## Exercise aim
Filter out everything except lines holding "Juni".

— begin —

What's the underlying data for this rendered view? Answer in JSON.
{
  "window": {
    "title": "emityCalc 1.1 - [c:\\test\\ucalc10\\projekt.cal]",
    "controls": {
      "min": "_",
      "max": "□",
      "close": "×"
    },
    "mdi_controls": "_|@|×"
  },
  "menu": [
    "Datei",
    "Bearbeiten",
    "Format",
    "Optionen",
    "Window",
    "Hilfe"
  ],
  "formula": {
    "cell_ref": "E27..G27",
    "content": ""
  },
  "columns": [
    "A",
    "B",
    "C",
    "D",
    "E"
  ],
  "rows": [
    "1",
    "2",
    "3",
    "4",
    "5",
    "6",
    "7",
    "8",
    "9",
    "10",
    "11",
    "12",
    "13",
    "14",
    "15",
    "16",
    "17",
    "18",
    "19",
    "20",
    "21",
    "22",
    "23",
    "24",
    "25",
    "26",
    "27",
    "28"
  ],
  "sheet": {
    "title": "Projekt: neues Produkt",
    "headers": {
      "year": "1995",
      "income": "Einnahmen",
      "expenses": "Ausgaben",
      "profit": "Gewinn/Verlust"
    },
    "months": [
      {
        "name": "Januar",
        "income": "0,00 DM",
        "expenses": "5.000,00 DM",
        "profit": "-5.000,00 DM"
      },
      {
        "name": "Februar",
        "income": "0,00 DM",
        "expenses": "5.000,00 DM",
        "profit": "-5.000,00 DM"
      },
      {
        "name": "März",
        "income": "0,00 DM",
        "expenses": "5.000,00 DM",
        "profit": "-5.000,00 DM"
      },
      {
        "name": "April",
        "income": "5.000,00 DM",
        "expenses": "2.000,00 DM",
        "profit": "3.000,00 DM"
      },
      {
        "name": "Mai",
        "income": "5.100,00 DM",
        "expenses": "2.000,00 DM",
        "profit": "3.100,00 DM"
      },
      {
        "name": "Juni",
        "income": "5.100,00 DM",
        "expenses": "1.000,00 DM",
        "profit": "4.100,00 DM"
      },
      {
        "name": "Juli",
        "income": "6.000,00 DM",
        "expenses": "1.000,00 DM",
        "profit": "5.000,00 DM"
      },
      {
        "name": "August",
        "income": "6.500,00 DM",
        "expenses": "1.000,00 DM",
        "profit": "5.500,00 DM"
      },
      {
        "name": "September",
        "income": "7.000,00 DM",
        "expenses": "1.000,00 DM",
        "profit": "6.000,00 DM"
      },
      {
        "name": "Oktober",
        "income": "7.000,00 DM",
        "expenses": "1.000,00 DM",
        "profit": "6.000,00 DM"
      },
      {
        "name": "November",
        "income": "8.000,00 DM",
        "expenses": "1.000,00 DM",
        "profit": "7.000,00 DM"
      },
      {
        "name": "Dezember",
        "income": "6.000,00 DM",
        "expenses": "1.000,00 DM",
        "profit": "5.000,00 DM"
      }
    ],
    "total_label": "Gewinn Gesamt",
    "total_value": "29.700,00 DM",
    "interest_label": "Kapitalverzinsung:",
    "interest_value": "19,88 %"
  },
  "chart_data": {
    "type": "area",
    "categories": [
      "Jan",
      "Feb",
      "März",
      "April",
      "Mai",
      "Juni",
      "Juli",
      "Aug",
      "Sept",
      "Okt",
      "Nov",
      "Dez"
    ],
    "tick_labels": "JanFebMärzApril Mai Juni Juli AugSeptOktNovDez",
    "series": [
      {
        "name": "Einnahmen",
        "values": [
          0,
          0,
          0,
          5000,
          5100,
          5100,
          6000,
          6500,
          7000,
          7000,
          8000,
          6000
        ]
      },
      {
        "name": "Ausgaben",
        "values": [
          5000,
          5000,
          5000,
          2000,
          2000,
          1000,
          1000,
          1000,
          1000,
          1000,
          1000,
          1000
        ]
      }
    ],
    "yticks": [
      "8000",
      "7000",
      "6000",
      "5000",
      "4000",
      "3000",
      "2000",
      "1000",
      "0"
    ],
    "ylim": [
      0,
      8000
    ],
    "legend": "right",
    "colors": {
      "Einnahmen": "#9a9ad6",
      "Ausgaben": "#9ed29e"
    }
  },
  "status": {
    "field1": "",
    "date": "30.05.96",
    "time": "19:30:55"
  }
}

— end —

## Answer in full
        "name": "Juni",
      "Juni",
    "tick_labels": "JanFebMärzApril Mai Juni Juli AugSeptOktNovDez",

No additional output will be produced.